◆ Written request ◆
In the rows from the line with "344, 54, 353]" up to and including the line with "56, 320, 117]", update every "Edge coverage" to "Branch coverage" and change nothing else. Return only those rows.

— Start —

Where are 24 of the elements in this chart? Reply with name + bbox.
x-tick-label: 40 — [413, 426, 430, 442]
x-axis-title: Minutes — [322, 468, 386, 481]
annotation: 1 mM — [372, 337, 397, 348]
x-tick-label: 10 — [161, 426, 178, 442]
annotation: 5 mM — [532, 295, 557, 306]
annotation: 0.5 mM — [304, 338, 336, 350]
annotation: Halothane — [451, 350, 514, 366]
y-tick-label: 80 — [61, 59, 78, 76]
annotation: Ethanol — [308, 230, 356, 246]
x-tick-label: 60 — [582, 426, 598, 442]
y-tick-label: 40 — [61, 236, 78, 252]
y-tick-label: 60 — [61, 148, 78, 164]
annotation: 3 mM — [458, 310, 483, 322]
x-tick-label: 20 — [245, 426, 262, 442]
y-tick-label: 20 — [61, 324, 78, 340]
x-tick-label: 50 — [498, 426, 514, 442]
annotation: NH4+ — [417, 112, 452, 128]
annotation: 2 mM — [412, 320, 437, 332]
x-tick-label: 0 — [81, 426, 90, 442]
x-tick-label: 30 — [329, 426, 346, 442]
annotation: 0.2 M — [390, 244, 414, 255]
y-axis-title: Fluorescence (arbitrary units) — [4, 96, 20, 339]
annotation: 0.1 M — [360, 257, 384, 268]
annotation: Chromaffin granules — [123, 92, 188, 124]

— End —
— Start —

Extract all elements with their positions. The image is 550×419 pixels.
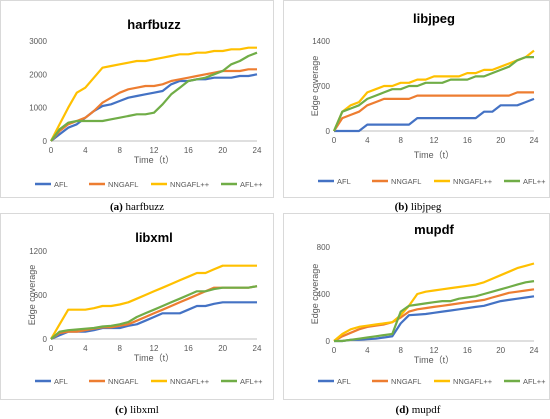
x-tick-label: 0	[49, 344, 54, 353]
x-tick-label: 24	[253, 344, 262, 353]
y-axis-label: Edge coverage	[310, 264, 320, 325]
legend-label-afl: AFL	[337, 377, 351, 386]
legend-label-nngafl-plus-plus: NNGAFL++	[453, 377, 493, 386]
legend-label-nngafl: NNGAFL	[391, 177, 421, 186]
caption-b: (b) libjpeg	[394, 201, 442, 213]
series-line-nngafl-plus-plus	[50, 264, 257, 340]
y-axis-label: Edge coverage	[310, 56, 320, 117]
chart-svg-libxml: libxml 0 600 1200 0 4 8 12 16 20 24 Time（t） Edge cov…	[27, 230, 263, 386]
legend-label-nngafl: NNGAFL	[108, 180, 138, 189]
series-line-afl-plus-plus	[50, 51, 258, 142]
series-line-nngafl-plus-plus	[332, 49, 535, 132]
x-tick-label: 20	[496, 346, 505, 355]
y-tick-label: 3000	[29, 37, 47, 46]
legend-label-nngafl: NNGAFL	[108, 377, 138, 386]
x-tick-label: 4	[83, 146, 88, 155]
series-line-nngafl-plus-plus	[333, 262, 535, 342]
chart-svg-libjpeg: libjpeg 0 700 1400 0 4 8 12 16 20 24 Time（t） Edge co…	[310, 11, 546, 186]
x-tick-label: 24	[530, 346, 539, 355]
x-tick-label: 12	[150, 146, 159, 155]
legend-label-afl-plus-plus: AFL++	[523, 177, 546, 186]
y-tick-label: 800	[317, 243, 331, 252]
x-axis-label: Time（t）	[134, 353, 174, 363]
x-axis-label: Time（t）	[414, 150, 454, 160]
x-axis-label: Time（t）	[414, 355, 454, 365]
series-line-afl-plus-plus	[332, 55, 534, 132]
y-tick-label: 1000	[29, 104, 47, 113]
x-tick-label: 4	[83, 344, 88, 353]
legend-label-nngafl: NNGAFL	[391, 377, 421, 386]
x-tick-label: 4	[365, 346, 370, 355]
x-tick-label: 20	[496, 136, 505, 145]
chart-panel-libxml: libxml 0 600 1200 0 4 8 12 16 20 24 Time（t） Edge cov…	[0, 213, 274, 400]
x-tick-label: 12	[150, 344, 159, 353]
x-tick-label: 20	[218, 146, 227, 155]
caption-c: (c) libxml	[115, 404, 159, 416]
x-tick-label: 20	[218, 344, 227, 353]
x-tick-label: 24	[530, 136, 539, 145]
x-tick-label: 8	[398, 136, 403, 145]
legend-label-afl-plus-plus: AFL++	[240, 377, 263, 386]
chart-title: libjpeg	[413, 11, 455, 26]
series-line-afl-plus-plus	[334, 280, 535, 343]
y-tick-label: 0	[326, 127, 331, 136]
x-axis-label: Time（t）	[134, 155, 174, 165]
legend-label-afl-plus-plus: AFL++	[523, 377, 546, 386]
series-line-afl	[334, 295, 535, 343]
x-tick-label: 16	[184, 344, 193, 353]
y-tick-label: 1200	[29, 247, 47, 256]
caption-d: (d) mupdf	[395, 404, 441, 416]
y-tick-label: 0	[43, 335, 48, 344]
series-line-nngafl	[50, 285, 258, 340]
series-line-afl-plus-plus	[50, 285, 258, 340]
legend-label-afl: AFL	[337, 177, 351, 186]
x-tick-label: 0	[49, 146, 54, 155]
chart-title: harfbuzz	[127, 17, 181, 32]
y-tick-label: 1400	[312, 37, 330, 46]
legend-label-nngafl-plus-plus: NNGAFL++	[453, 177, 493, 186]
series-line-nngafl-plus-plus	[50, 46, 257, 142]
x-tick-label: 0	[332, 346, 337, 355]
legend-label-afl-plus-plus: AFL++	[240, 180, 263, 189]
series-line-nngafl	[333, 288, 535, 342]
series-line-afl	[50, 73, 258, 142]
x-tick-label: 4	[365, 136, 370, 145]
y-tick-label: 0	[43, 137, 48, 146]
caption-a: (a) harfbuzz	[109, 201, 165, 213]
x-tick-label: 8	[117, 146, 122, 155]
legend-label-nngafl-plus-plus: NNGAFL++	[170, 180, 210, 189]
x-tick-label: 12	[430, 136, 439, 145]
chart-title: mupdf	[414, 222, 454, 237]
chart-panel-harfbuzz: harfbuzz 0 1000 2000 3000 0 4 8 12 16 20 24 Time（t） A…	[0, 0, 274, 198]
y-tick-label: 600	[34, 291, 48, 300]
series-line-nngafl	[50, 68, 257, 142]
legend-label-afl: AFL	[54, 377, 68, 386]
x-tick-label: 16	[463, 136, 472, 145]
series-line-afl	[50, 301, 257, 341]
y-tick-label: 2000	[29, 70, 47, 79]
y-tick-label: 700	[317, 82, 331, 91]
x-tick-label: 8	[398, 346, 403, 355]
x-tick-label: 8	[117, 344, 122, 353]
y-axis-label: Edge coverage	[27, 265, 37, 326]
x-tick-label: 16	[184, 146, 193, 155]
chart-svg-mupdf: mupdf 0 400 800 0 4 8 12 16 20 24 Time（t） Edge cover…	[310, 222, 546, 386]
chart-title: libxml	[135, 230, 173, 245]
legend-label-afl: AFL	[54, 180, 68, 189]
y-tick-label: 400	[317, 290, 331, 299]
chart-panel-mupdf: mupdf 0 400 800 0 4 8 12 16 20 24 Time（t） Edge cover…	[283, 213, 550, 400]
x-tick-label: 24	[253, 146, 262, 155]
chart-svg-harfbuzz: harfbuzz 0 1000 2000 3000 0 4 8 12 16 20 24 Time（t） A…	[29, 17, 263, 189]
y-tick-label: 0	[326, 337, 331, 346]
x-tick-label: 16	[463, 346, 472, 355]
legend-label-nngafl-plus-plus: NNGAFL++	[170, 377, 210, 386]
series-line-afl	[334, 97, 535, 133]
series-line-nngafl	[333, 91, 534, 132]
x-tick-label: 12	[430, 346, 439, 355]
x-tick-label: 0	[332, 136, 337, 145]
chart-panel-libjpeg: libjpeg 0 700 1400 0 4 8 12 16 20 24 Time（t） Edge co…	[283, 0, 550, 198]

— End —

◆ Exercise solution ◆
x-tick-label: 0	[49, 344, 54, 353]
x-tick-label: 24	[253, 344, 262, 353]
y-axis-label: Branch coverage	[310, 264, 320, 325]
legend-label-afl: AFL	[337, 377, 351, 386]
legend-label-nngafl-plus-plus: NNGAFL++	[453, 377, 493, 386]
legend-label-nngafl: NNGAFL	[391, 177, 421, 186]
caption-b: (b) libjpeg	[394, 201, 442, 213]
series-line-nngafl-plus-plus	[50, 264, 257, 340]
y-axis-label: Branch coverage	[310, 56, 320, 117]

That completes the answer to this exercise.